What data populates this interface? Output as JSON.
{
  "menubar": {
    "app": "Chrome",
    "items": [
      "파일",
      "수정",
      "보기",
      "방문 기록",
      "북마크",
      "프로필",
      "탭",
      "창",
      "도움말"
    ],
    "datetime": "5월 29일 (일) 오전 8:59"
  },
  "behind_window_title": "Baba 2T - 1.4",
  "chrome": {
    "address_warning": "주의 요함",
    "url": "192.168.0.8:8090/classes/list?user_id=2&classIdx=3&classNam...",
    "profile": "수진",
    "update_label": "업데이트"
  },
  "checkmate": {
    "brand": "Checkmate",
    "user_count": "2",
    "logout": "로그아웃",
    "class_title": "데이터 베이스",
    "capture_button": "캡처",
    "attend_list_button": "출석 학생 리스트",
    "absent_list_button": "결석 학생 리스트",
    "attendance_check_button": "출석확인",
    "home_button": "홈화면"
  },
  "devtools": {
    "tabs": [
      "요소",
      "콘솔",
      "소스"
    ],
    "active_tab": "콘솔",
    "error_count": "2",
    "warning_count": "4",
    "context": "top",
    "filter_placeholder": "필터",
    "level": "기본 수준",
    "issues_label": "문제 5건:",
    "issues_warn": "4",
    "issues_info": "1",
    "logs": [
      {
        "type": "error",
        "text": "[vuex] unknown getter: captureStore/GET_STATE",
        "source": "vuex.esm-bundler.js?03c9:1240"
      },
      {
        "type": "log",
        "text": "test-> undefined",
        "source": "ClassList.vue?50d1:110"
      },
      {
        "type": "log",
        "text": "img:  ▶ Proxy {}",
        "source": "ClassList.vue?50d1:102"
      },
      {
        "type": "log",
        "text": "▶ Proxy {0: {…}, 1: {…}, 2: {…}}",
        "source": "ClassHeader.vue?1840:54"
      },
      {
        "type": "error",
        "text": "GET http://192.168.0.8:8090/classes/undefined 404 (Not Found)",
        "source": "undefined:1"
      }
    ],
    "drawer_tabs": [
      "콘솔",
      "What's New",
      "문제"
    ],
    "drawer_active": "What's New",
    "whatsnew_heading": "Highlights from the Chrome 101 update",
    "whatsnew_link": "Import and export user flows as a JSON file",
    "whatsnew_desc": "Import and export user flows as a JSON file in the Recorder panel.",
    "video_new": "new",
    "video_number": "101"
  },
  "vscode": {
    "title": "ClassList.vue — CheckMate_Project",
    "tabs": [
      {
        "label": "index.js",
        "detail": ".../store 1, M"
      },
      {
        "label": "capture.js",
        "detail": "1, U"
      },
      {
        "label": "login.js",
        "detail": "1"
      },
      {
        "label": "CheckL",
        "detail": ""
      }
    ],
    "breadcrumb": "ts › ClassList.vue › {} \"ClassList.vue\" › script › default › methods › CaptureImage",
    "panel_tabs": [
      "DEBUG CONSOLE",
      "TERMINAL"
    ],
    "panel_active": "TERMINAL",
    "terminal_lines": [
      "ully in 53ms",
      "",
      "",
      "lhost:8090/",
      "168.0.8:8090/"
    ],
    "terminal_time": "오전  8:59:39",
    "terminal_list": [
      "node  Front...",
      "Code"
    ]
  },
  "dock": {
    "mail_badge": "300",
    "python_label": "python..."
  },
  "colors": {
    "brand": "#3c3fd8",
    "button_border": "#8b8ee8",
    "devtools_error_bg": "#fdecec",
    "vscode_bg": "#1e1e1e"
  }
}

····················

## To be done
Reproduce each record exactly, leaving nothing out.

## Response below
What data populates this interface? Output as JSON.
{
  "menubar": {
    "app": "Chrome",
    "items": [
      "파일",
      "수정",
      "보기",
      "방문 기록",
      "북마크",
      "프로필",
      "탭",
      "창",
      "도움말"
    ],
    "datetime": "5월 29일 (일) 오전 8:59"
  },
  "behind_window_title": "Baba 2T - 1.4",
  "chrome": {
    "address_warning": "주의 요함",
    "url": "192.168.0.8:8090/classes/list?user_id=2&classIdx=3&classNam...",
    "profile": "수진",
    "update_label": "업데이트"
  },
  "checkmate": {
    "brand": "Checkmate",
    "user_count": "2",
    "logout": "로그아웃",
    "class_title": "데이터 베이스",
    "capture_button": "캡처",
    "attend_list_button": "출석 학생 리스트",
    "absent_list_button": "결석 학생 리스트",
    "attendance_check_button": "출석확인",
    "home_button": "홈화면"
  },
  "devtools": {
    "tabs": [
      "요소",
      "콘솔",
      "소스"
    ],
    "active_tab": "콘솔",
    "error_count": "2",
    "warning_count": "4",
    "context": "top",
    "filter_placeholder": "필터",
    "level": "기본 수준",
    "issues_label": "문제 5건:",
    "issues_warn": "4",
    "issues_info": "1",
    "logs": [
      {
        "type": "error",
        "text": "[vuex] unknown getter: captureStore/GET_STATE",
        "source": "vuex.esm-bundler.js?03c9:1240"
      },
      {
        "type": "log",
        "text": "test-> undefined",
        "source": "ClassList.vue?50d1:110"
      },
      {
        "type": "log",
        "text": "img:  ▶ Proxy {}",
        "source": "ClassList.vue?50d1:102"
      },
      {
        "type": "log",
        "text": "▶ Proxy {0: {…}, 1: {…}, 2: {…}}",
        "source": "ClassHeader.vue?1840:54"
      },
      {
        "type": "error",
        "text": "GET http://192.168.0.8:8090/classes/undefined 404 (Not Found)",
        "source": "undefined:1"
      }
    ],
    "drawer_tabs": [
      "콘솔",
      "What's New",
      "문제"
    ],
    "drawer_active": "What's New",
    "whatsnew_heading": "Highlights from the Chrome 101 update",
    "whatsnew_link": "Import and export user flows as a JSON file",
    "whatsnew_desc": "Import and export user flows as a JSON file in the Recorder panel.",
    "video_new": "new",
    "video_number": "101"
  },
  "vscode": {
    "title": "ClassList.vue — CheckMate_Project",
    "tabs": [
      {
        "label": "index.js",
        "detail": ".../store 1, M"
      },
      {
        "label": "capture.js",
        "detail": "1, U"
      },
      {
        "label": "login.js",
        "detail": "1"
      },
      {
        "label": "CheckL",
        "detail": ""
      }
    ],
    "breadcrumb": "ts › ClassList.vue › {} \"ClassList.vue\" › script › default › methods › CaptureImage",
    "panel_tabs": [
      "DEBUG CONSOLE",
      "TERMINAL"
    ],
    "panel_active": "TERMINAL",
    "terminal_lines": [
      "ully in 53ms",
      "",
      "",
      "lhost:8090/",
      "168.0.8:8090/"
    ],
    "terminal_time": "오전  8:59:39",
    "terminal_list": [
      "node  Front...",
      "Code"
    ]
  },
  "dock": {
    "mail_badge": "300",
    "python_label": "python..."
  },
  "colors": {
    "brand": "#3c3fd8",
    "button_border": "#8b8ee8",
    "devtools_error_bg": "#fdecec",
    "vscode_bg": "#1e1e1e"
  }
}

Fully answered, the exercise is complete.